**Exercise objective**
Below are entries. Pull out all lines containing "this".

-------------------------

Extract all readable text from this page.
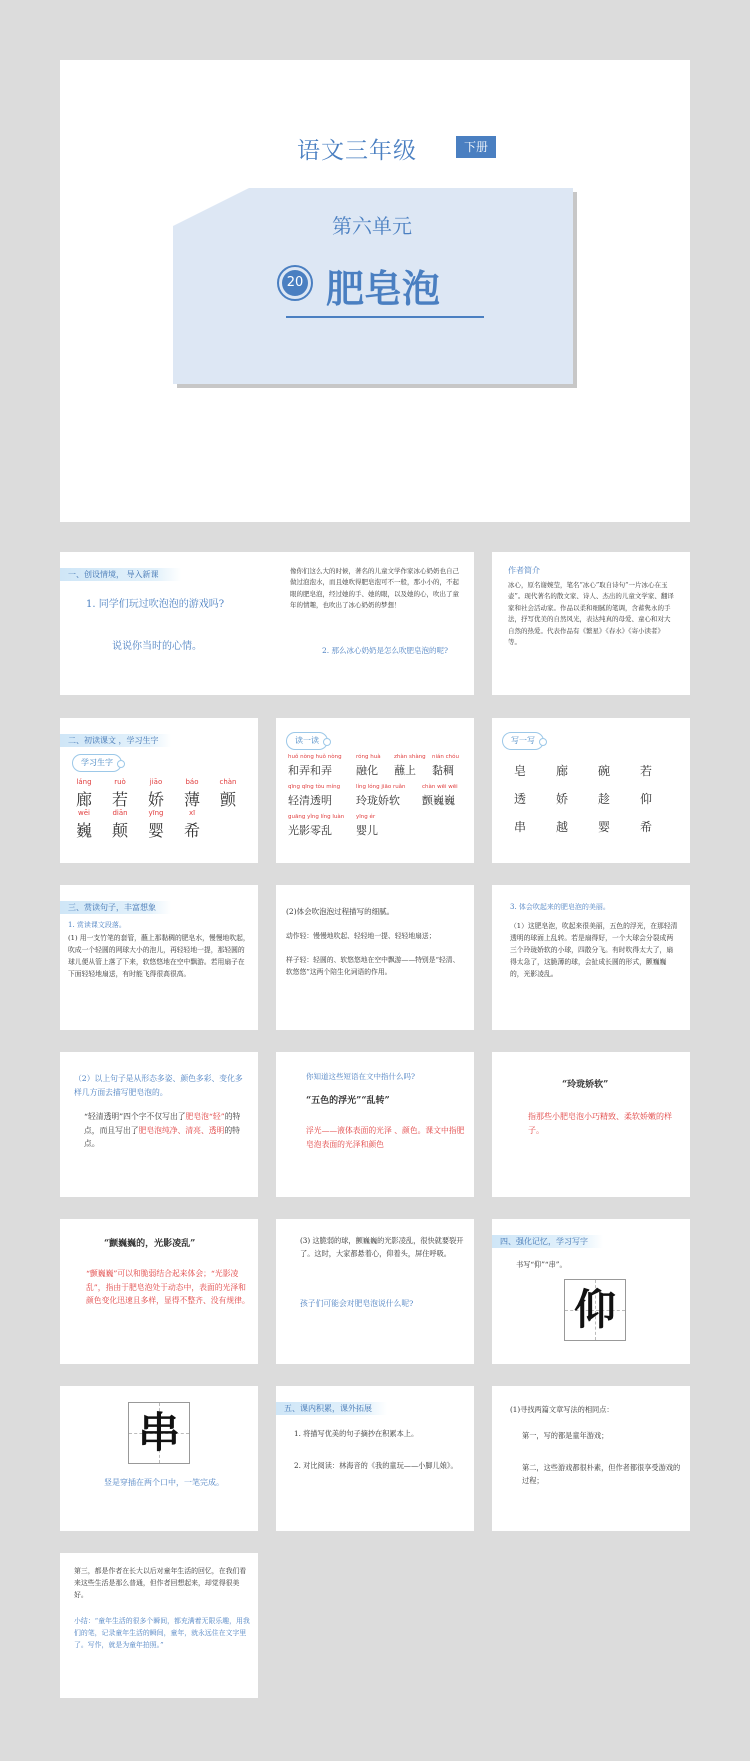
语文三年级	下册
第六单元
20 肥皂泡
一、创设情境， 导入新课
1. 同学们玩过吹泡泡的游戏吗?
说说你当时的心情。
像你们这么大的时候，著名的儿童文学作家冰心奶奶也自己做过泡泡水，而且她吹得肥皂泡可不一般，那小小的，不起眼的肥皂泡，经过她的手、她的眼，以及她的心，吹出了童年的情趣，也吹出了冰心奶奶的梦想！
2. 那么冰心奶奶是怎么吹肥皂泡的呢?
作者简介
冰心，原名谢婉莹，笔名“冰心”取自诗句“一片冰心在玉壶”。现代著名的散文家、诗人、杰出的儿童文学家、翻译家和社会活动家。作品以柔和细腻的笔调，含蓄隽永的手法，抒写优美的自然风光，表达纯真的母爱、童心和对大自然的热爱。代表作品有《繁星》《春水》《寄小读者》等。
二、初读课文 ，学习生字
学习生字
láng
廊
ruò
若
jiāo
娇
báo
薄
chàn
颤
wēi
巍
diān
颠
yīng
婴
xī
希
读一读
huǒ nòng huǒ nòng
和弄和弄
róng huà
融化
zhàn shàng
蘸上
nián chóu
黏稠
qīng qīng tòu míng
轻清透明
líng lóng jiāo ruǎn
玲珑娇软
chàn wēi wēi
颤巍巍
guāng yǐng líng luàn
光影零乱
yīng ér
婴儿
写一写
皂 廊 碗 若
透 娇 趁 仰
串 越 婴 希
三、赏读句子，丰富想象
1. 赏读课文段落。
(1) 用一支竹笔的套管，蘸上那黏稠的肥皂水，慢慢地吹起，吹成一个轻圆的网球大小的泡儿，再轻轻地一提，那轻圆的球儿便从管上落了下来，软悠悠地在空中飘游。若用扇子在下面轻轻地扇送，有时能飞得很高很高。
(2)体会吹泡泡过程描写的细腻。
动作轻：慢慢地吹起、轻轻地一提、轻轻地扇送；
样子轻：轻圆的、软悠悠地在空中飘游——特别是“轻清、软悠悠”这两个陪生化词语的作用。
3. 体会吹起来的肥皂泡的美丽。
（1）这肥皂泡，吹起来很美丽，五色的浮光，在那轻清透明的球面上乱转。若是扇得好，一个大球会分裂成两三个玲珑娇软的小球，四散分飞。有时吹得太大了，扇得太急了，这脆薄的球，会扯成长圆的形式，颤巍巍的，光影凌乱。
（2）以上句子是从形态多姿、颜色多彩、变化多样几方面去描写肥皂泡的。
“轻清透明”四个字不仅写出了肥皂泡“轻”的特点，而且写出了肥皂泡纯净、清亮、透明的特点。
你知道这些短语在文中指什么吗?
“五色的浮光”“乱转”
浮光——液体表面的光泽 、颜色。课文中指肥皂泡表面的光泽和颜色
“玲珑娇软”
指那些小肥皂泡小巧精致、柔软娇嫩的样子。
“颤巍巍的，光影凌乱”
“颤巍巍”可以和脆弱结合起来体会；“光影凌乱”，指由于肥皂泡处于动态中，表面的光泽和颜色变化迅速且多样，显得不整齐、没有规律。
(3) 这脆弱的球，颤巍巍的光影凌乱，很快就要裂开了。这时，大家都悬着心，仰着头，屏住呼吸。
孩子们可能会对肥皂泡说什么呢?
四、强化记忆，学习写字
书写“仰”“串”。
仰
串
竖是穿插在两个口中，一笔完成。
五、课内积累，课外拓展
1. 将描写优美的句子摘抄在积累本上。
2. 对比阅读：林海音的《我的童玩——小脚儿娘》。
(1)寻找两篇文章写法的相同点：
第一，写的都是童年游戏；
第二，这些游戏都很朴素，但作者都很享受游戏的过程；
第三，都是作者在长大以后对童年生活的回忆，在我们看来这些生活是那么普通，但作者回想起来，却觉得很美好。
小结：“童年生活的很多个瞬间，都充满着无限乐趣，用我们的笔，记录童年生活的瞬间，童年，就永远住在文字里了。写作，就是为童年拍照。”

-------------------------

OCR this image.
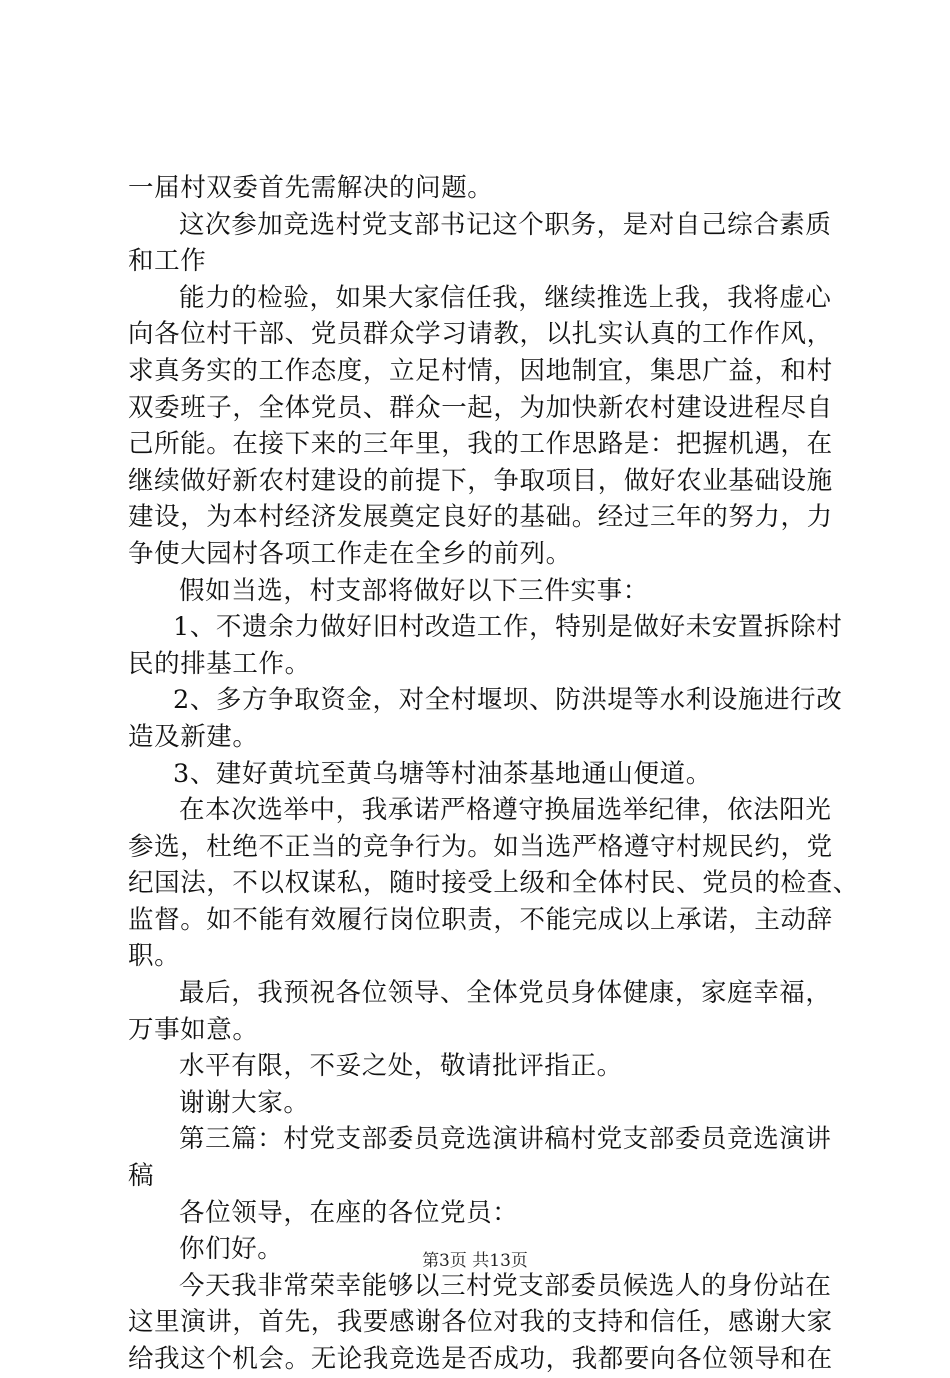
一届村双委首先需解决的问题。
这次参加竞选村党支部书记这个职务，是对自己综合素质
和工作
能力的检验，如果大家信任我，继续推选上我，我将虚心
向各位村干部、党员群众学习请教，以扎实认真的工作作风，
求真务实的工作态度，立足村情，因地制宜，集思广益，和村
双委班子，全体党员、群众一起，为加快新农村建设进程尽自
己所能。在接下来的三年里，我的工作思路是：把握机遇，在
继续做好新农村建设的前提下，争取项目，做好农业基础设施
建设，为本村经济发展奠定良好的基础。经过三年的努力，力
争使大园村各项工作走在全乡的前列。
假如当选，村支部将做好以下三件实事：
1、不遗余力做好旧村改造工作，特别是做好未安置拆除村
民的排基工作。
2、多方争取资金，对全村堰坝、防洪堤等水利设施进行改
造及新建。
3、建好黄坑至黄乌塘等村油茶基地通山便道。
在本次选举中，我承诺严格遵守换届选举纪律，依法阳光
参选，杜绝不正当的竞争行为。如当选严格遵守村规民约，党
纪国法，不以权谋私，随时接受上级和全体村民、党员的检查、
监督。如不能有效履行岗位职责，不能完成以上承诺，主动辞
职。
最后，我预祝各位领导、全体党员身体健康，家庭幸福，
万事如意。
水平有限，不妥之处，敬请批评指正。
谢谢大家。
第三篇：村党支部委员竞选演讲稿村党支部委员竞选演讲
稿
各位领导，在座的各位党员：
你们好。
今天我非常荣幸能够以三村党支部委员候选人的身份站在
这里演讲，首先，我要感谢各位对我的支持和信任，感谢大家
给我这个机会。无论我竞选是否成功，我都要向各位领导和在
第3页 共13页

-------------------------

**Result of the task**
Extract all readable text from this page.
OCR this image.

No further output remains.